Stated problem: Find the string "JSON" in the records. Copy every line it appears in.

Information shown:
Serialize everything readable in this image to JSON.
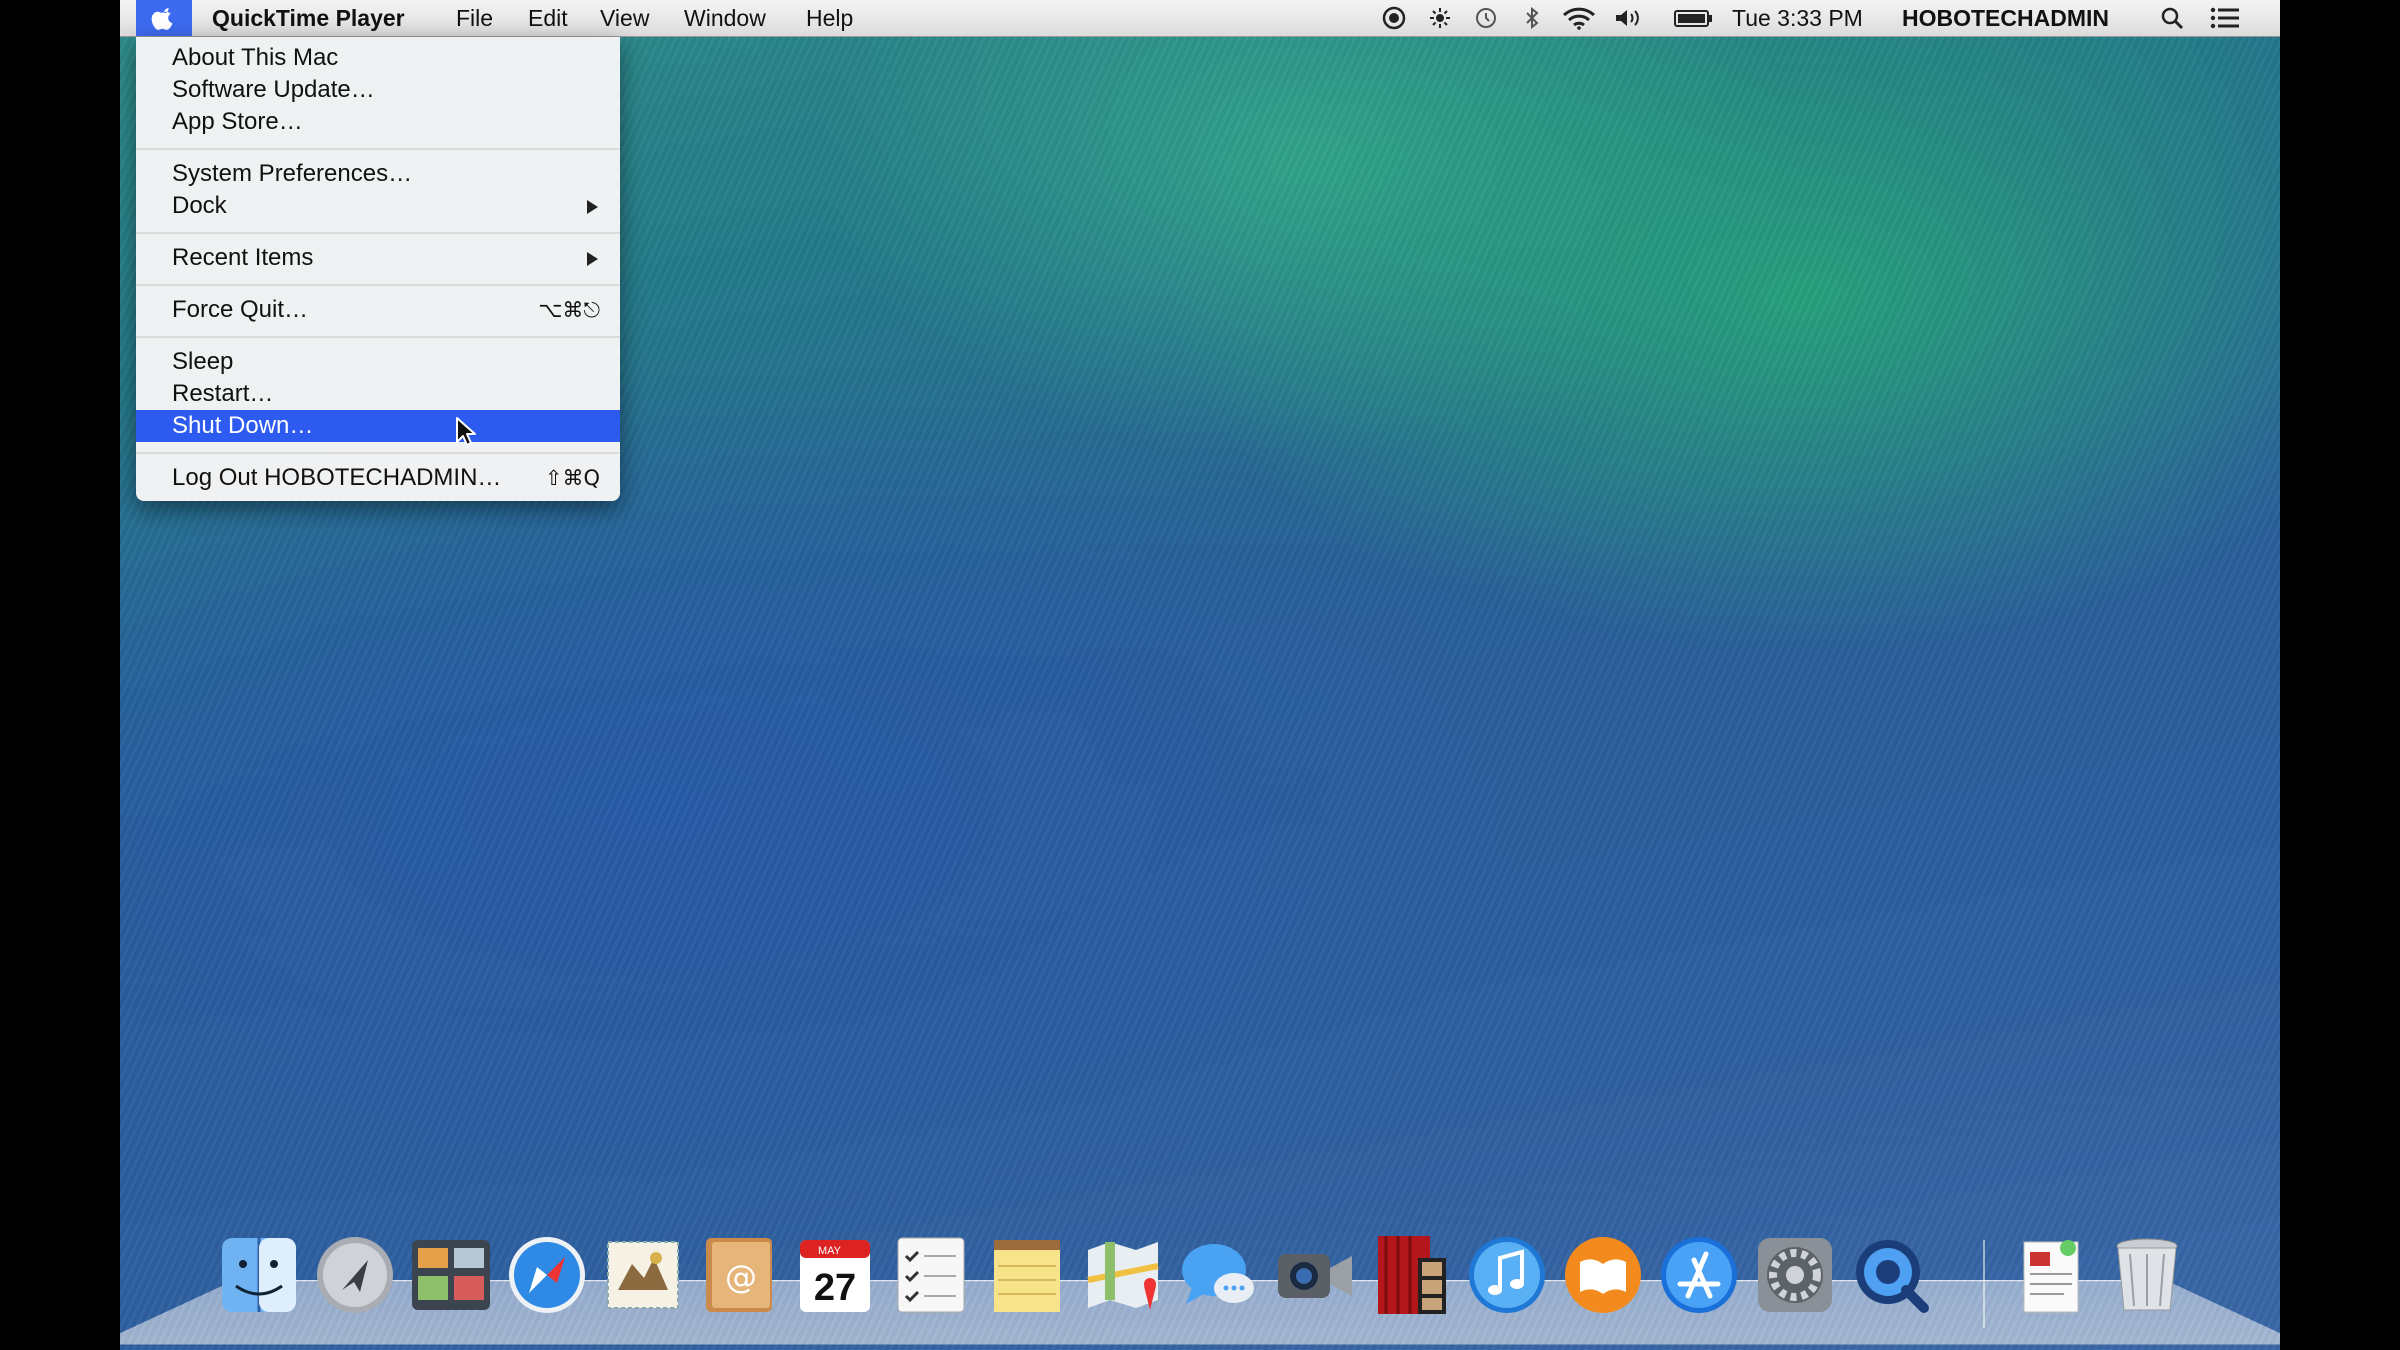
{
  "menubar": {
    "app_name": "QuickTime Player",
    "menus": [
      "File",
      "Edit",
      "View",
      "Window",
      "Help"
    ],
    "clock": "Tue 3:33 PM",
    "user": "HOBOTECHADMIN",
    "status_icons": [
      "screen-record-icon",
      "brightness-icon",
      "time-machine-icon",
      "bluetooth-icon",
      "wifi-icon",
      "volume-icon",
      "battery-icon",
      "spotlight-search-icon",
      "notification-center-icon"
    ]
  },
  "apple_menu": {
    "items": [
      {
        "label": "About This Mac",
        "shortcut": ""
      },
      {
        "label": "Software Update…",
        "shortcut": ""
      },
      {
        "label": "App Store…",
        "shortcut": ""
      },
      {
        "label": "System Preferences…",
        "shortcut": ""
      },
      {
        "label": "Dock",
        "shortcut": ""
      },
      {
        "label": "Recent Items",
        "shortcut": ""
      },
      {
        "label": "Force Quit…",
        "shortcut": "⌥⌘⎋"
      },
      {
        "label": "Sleep",
        "shortcut": ""
      },
      {
        "label": "Restart…",
        "shortcut": ""
      },
      {
        "label": "Shut Down…",
        "shortcut": ""
      },
      {
        "label": "Log Out HOBOTECHADMIN…",
        "shortcut": "⇧⌘Q"
      }
    ],
    "selected_item": "Shut Down…"
  },
  "dock": {
    "calendar_month": "MAY",
    "calendar_day": "27",
    "apps": [
      "finder-icon",
      "launchpad-icon",
      "mission-control-icon",
      "safari-icon",
      "mail-icon",
      "contacts-icon",
      "calendar-icon",
      "reminders-icon",
      "notes-icon",
      "maps-icon",
      "messages-icon",
      "facetime-icon",
      "photo-booth-icon",
      "itunes-icon",
      "ibooks-icon",
      "app-store-icon",
      "system-preferences-icon",
      "quicktime-icon",
      "documents-stack-icon",
      "trash-icon"
    ]
  },
  "colors": {
    "menu_highlight": "#2d5bf0",
    "apple_menu_active": "#3d6bef"
  }
}
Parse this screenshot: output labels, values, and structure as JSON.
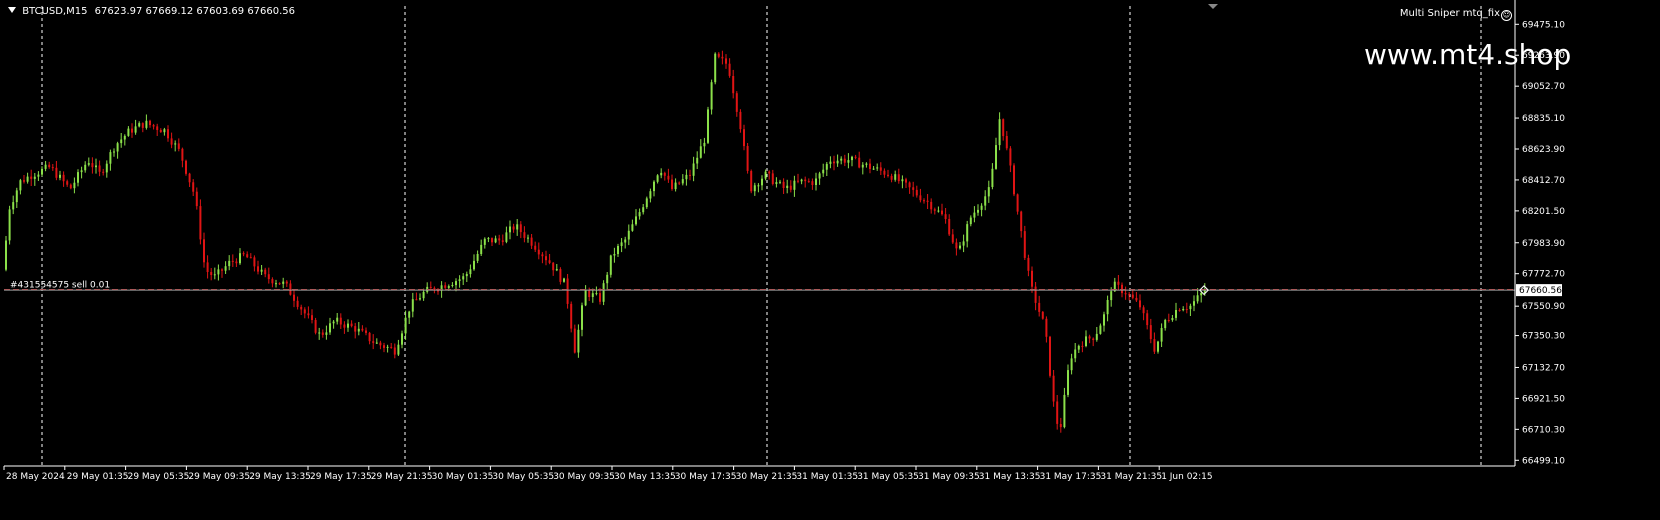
{
  "header": {
    "symbol": "BTCUSD,M15",
    "ohlc": "67623.97 67669.12 67603.69 67660.56"
  },
  "indicator": {
    "label": "Multi Sniper mtq_fix"
  },
  "watermark": "www.mt4.shop",
  "order": {
    "label": "#431554575 sell 0.01",
    "price": 67665
  },
  "current_price_label": "67660.56",
  "colors": {
    "bull": "#8BE04A",
    "bear": "#E01414",
    "background": "#000000",
    "axis": "#FFFFFF",
    "order_line": "#B03030",
    "price_line": "#A0A0A0"
  },
  "chart_data": {
    "type": "candlestick",
    "symbol": "BTCUSD",
    "timeframe": "M15",
    "y_ticks": [
      "69475.10",
      "69263.90",
      "69052.70",
      "68835.10",
      "68623.90",
      "68412.70",
      "68201.50",
      "67983.90",
      "67772.70",
      "67550.90",
      "67350.30",
      "67132.70",
      "66921.50",
      "66710.30",
      "66499.10"
    ],
    "ylim": [
      66460,
      69600
    ],
    "x_labels": [
      "28 May 2024",
      "29 May 01:35",
      "29 May 05:35",
      "29 May 09:35",
      "29 May 13:35",
      "29 May 17:35",
      "29 May 21:35",
      "30 May 01:35",
      "30 May 05:35",
      "30 May 09:35",
      "30 May 13:35",
      "30 May 17:35",
      "30 May 21:35",
      "31 May 01:35",
      "31 May 05:35",
      "31 May 09:35",
      "31 May 13:35",
      "31 May 17:35",
      "31 May 21:35",
      "1 Jun 02:15"
    ],
    "price_path": [
      [
        0,
        67400
      ],
      [
        8,
        68200
      ],
      [
        20,
        68400
      ],
      [
        32,
        68450
      ],
      [
        50,
        68500
      ],
      [
        70,
        68350
      ],
      [
        88,
        68550
      ],
      [
        100,
        68450
      ],
      [
        115,
        68650
      ],
      [
        130,
        68750
      ],
      [
        145,
        68800
      ],
      [
        165,
        68750
      ],
      [
        180,
        68600
      ],
      [
        195,
        68300
      ],
      [
        205,
        67800
      ],
      [
        215,
        67750
      ],
      [
        230,
        67850
      ],
      [
        245,
        67900
      ],
      [
        265,
        67750
      ],
      [
        285,
        67700
      ],
      [
        305,
        67500
      ],
      [
        320,
        67350
      ],
      [
        335,
        67450
      ],
      [
        355,
        67400
      ],
      [
        375,
        67300
      ],
      [
        395,
        67250
      ],
      [
        410,
        67550
      ],
      [
        425,
        67650
      ],
      [
        445,
        67700
      ],
      [
        465,
        67750
      ],
      [
        485,
        68000
      ],
      [
        500,
        68000
      ],
      [
        515,
        68100
      ],
      [
        530,
        68000
      ],
      [
        550,
        67850
      ],
      [
        565,
        67700
      ],
      [
        575,
        67250
      ],
      [
        585,
        67650
      ],
      [
        600,
        67600
      ],
      [
        612,
        67900
      ],
      [
        625,
        68000
      ],
      [
        640,
        68200
      ],
      [
        660,
        68500
      ],
      [
        672,
        68350
      ],
      [
        690,
        68450
      ],
      [
        705,
        68700
      ],
      [
        715,
        69250
      ],
      [
        728,
        69200
      ],
      [
        740,
        68800
      ],
      [
        750,
        68350
      ],
      [
        765,
        68450
      ],
      [
        785,
        68350
      ],
      [
        800,
        68400
      ],
      [
        815,
        68400
      ],
      [
        830,
        68550
      ],
      [
        850,
        68550
      ],
      [
        870,
        68500
      ],
      [
        890,
        68450
      ],
      [
        910,
        68350
      ],
      [
        930,
        68250
      ],
      [
        945,
        68150
      ],
      [
        958,
        67900
      ],
      [
        970,
        68150
      ],
      [
        990,
        68350
      ],
      [
        1000,
        68850
      ],
      [
        1010,
        68500
      ],
      [
        1020,
        68100
      ],
      [
        1030,
        67700
      ],
      [
        1045,
        67400
      ],
      [
        1055,
        66800
      ],
      [
        1060,
        66700
      ],
      [
        1070,
        67200
      ],
      [
        1080,
        67300
      ],
      [
        1095,
        67350
      ],
      [
        1105,
        67500
      ],
      [
        1112,
        67700
      ],
      [
        1125,
        67650
      ],
      [
        1140,
        67550
      ],
      [
        1155,
        67250
      ],
      [
        1165,
        67450
      ],
      [
        1180,
        67550
      ],
      [
        1190,
        67550
      ],
      [
        1205,
        67660
      ]
    ],
    "last_price": 67660.56
  }
}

Solution for this task:
Serialize everything readable in this image to JSON.
Parse this screenshot: output labels, values, and structure as JSON.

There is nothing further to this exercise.